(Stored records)

┌────────

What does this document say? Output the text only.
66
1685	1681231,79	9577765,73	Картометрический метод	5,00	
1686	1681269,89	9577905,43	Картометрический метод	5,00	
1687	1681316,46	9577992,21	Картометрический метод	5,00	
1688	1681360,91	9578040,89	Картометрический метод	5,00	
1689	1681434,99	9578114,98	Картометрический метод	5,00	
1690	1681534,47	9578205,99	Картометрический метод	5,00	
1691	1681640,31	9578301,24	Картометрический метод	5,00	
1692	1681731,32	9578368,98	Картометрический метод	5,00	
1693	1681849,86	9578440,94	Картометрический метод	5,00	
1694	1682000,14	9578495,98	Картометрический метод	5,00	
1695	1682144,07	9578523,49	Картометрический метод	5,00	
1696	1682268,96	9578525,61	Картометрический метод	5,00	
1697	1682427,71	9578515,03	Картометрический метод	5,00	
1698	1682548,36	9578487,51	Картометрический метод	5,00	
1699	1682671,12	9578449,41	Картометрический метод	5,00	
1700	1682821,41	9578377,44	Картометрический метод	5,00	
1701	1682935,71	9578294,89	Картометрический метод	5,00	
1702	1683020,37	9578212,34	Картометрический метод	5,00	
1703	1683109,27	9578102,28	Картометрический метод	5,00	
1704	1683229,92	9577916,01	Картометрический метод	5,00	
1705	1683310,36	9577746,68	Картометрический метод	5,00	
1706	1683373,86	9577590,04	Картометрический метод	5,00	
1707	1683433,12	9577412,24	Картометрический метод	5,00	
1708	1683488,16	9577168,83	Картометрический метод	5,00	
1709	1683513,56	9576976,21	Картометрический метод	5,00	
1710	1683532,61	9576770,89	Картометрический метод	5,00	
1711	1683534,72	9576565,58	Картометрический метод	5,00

└────────
┌────────

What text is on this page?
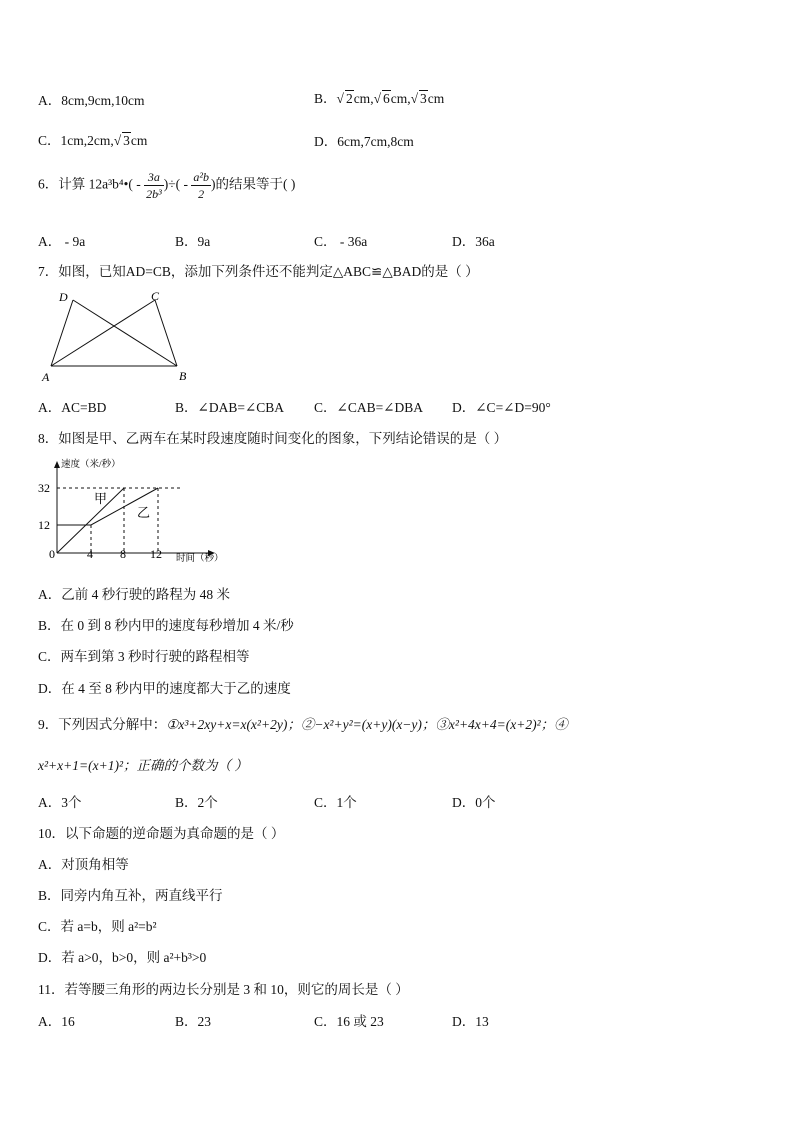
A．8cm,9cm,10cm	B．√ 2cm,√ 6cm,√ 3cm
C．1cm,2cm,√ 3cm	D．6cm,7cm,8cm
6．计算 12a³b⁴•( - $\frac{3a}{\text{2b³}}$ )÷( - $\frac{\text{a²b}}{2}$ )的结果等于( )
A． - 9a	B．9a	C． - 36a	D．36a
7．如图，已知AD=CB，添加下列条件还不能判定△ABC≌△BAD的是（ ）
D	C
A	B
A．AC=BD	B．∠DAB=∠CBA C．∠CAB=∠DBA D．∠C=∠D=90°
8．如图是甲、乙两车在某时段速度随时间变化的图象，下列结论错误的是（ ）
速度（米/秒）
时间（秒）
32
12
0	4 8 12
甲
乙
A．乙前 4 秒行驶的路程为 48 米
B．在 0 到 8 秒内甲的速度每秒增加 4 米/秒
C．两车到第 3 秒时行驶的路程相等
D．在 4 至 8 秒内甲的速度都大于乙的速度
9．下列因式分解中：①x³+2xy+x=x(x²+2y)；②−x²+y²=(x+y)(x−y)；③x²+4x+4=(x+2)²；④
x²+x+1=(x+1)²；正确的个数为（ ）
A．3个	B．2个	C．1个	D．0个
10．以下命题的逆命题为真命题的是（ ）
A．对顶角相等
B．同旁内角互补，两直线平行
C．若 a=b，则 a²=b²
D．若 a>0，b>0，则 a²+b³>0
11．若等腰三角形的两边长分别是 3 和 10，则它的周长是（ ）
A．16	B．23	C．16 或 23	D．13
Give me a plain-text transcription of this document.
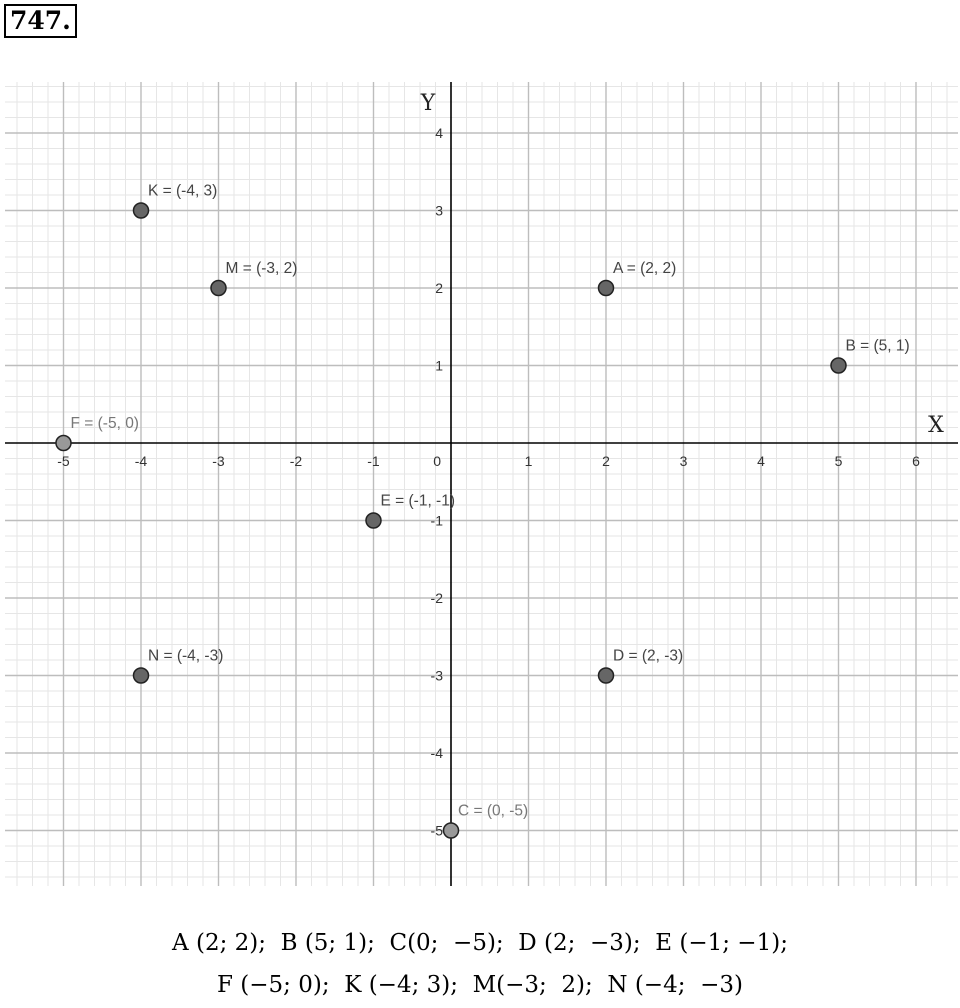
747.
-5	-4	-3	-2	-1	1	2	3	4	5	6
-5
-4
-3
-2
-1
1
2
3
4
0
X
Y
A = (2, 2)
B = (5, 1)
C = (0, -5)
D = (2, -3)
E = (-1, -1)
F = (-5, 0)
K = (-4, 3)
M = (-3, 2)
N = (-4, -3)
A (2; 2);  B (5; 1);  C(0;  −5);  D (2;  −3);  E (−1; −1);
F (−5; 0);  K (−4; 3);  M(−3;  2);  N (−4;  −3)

└────────
┌────────

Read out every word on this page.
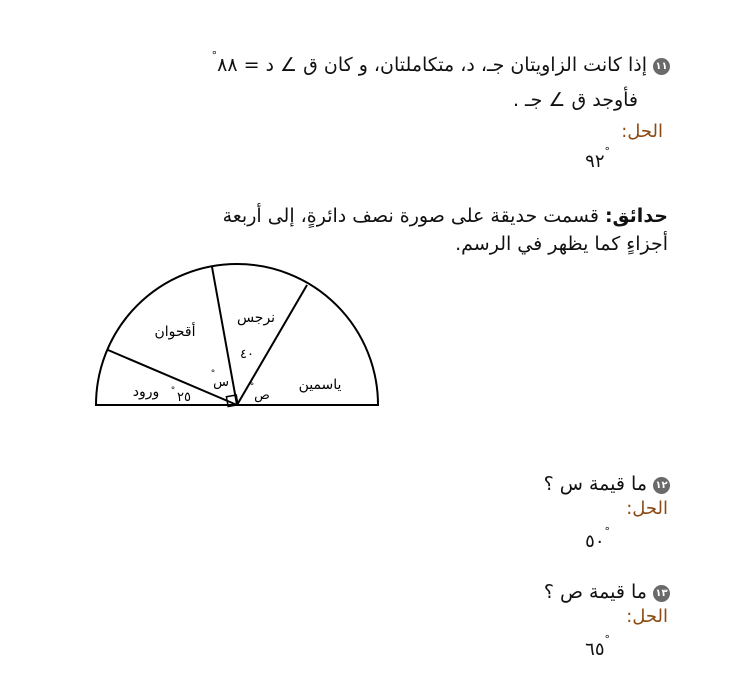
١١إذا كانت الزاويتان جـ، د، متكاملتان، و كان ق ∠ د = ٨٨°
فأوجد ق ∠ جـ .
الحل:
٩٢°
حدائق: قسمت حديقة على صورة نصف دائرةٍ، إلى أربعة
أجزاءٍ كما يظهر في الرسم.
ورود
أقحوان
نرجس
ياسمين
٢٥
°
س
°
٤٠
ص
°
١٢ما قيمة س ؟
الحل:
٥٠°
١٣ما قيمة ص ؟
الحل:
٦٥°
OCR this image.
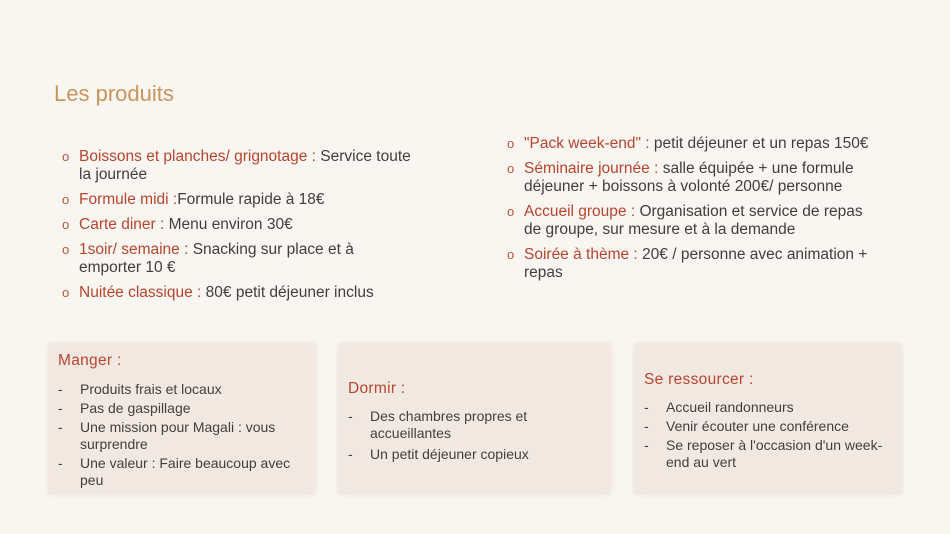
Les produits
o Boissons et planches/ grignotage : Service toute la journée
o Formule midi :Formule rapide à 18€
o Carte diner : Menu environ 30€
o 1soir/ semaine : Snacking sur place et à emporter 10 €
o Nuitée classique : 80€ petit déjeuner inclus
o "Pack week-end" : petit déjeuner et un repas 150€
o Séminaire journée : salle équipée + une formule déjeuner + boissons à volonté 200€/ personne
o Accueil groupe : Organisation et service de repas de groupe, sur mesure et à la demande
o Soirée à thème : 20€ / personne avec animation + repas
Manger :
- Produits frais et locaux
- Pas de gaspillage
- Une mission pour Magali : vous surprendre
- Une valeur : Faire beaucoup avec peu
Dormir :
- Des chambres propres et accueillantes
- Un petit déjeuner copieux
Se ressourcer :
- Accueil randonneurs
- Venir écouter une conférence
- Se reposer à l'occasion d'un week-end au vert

└────────

Set problem –
Scan the records above for the string "déjeuner", then report every line that contains it.

Solution to this problem –
o Nuitée classique : 80€ petit déjeuner inclus
o "Pack week-end" : petit déjeuner et un repas 150€
o Séminaire journée : salle équipée + une formule déjeuner + boissons à volonté 200€/ personne
- Un petit déjeuner copieux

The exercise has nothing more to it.